Request ->
Repeat, without any change, the lines between the line holding "bar-yellow-light — [262, 459, 282, 541]" and the line holding "bar-yellow-light — [309, 352, 330, 541]", both inclusive.

Element placement data:

▽

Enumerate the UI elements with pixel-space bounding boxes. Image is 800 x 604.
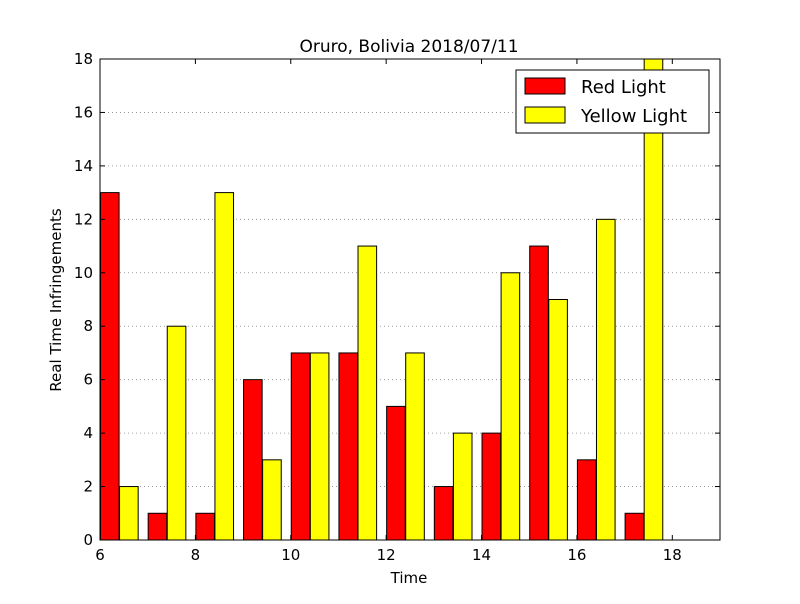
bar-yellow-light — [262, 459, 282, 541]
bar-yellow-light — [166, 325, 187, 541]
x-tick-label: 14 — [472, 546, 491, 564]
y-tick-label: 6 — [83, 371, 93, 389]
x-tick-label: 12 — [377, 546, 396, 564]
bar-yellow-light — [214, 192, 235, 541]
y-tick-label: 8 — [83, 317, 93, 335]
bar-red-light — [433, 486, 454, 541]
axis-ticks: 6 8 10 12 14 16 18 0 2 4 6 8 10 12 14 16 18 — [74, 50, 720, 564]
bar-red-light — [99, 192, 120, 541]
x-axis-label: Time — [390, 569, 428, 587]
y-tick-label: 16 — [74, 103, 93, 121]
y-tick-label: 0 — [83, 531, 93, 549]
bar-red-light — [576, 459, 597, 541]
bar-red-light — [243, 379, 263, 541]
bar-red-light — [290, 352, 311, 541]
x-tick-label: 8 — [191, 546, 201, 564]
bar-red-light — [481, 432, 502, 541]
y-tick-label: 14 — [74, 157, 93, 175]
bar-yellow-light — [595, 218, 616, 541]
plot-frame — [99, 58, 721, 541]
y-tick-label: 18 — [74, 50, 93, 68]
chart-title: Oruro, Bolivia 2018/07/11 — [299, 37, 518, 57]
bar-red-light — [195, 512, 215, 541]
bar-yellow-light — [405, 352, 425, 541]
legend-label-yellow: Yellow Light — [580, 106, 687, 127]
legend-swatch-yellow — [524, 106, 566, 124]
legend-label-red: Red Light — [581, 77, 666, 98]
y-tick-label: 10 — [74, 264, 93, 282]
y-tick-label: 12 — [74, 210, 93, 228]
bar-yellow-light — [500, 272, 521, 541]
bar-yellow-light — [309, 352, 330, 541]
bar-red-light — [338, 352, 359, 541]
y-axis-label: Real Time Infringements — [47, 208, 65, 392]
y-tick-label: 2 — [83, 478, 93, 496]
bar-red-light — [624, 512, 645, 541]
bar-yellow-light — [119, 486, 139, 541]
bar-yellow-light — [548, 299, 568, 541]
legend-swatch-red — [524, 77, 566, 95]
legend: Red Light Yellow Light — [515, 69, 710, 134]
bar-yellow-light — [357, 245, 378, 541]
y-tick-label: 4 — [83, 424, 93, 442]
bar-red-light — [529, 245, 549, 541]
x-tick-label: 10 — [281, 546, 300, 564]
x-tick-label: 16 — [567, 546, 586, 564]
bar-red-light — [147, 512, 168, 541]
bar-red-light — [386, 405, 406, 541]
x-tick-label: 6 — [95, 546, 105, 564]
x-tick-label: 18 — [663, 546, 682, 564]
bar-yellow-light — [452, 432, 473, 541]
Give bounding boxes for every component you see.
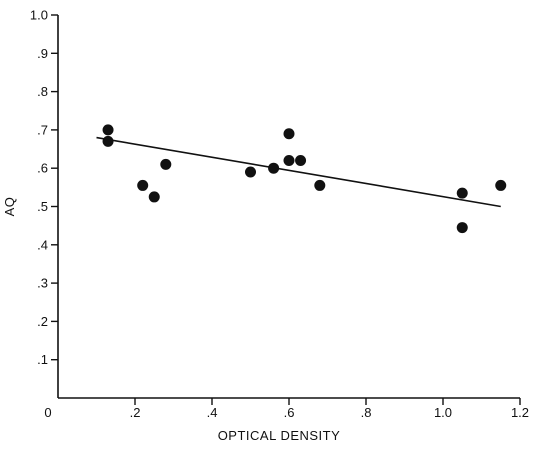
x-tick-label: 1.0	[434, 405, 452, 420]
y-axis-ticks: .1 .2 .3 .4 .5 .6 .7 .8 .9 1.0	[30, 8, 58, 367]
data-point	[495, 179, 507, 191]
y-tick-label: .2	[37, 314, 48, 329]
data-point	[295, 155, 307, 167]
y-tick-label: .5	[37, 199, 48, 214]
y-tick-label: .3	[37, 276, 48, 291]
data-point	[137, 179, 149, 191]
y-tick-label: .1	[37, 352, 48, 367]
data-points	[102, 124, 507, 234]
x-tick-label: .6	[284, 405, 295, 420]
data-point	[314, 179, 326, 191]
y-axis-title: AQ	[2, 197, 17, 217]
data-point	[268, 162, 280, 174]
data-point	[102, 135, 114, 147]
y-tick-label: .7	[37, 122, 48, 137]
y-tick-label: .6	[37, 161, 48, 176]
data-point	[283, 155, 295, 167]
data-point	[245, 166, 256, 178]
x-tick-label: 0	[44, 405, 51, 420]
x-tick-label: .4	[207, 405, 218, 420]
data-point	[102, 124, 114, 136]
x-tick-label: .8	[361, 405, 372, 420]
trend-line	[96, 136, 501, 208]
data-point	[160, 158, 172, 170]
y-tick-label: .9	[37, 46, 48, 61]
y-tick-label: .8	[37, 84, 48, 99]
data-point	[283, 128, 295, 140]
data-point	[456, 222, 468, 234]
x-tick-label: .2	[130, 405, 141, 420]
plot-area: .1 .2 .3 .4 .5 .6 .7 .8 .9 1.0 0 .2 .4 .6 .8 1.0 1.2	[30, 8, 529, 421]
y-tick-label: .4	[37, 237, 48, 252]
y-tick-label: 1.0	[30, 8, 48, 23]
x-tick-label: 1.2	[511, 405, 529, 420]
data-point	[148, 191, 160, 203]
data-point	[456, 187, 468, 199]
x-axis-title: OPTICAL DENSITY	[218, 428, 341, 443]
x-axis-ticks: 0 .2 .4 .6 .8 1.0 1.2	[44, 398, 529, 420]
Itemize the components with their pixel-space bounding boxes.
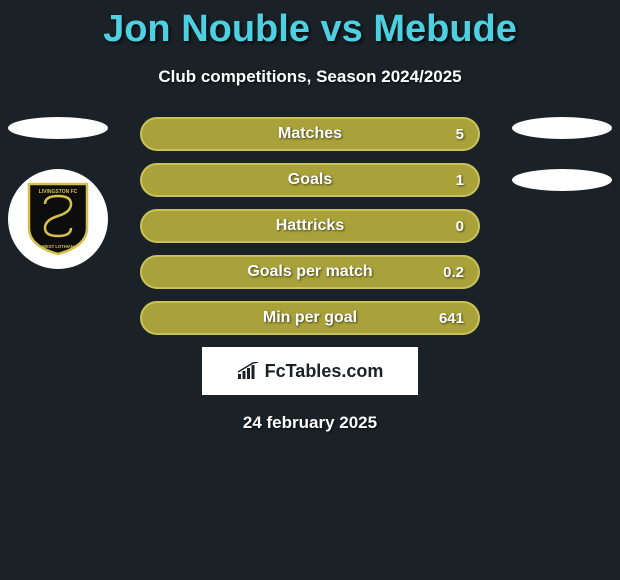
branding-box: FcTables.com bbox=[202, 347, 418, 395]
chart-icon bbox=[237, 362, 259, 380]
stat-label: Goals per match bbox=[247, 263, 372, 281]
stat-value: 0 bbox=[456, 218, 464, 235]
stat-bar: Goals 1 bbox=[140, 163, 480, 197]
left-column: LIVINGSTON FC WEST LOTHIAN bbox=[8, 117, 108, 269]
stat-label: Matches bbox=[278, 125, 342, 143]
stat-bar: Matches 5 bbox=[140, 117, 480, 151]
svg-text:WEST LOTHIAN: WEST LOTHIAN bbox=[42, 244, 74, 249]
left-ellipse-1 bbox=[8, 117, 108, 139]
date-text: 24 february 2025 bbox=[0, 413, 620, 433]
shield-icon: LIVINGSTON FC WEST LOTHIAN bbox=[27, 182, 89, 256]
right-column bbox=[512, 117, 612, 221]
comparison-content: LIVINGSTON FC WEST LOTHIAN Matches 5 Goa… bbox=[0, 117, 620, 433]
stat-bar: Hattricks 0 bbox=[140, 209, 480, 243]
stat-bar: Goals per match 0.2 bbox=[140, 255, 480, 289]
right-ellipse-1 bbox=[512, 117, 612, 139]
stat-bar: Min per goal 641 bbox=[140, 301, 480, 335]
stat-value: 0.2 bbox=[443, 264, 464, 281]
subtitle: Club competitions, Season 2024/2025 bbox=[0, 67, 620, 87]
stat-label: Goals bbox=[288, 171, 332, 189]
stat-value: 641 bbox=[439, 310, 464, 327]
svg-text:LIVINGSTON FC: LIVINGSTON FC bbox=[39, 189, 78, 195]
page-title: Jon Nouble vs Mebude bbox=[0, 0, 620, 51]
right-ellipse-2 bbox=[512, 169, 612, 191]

△

Output for this task ->
bar-yellow-light — [262, 459, 282, 541]
bar-yellow-light — [166, 325, 187, 541]
x-tick-label: 14 — [472, 546, 491, 564]
y-tick-label: 6 — [83, 371, 93, 389]
x-tick-label: 12 — [377, 546, 396, 564]
bar-yellow-light — [214, 192, 235, 541]
y-tick-label: 8 — [83, 317, 93, 335]
bar-red-light — [433, 486, 454, 541]
axis-ticks: 6 8 10 12 14 16 18 0 2 4 6 8 10 12 14 16 18 — [74, 50, 720, 564]
bar-red-light — [99, 192, 120, 541]
x-axis-label: Time — [390, 569, 428, 587]
y-tick-label: 16 — [74, 103, 93, 121]
y-tick-label: 0 — [83, 531, 93, 549]
bar-red-light — [576, 459, 597, 541]
bar-red-light — [243, 379, 263, 541]
bar-red-light — [290, 352, 311, 541]
x-tick-label: 8 — [191, 546, 201, 564]
bar-red-light — [481, 432, 502, 541]
y-tick-label: 14 — [74, 157, 93, 175]
bar-yellow-light — [595, 218, 616, 541]
plot-frame — [99, 58, 721, 541]
y-tick-label: 18 — [74, 50, 93, 68]
chart-title: Oruro, Bolivia 2018/07/11 — [299, 37, 518, 57]
bar-red-light — [195, 512, 215, 541]
bar-yellow-light — [405, 352, 425, 541]
legend-label-yellow: Yellow Light — [580, 106, 687, 127]
legend-swatch-yellow — [524, 106, 566, 124]
legend-label-red: Red Light — [581, 77, 666, 98]
y-tick-label: 10 — [74, 264, 93, 282]
y-tick-label: 12 — [74, 210, 93, 228]
bar-yellow-light — [500, 272, 521, 541]
bar-yellow-light — [309, 352, 330, 541]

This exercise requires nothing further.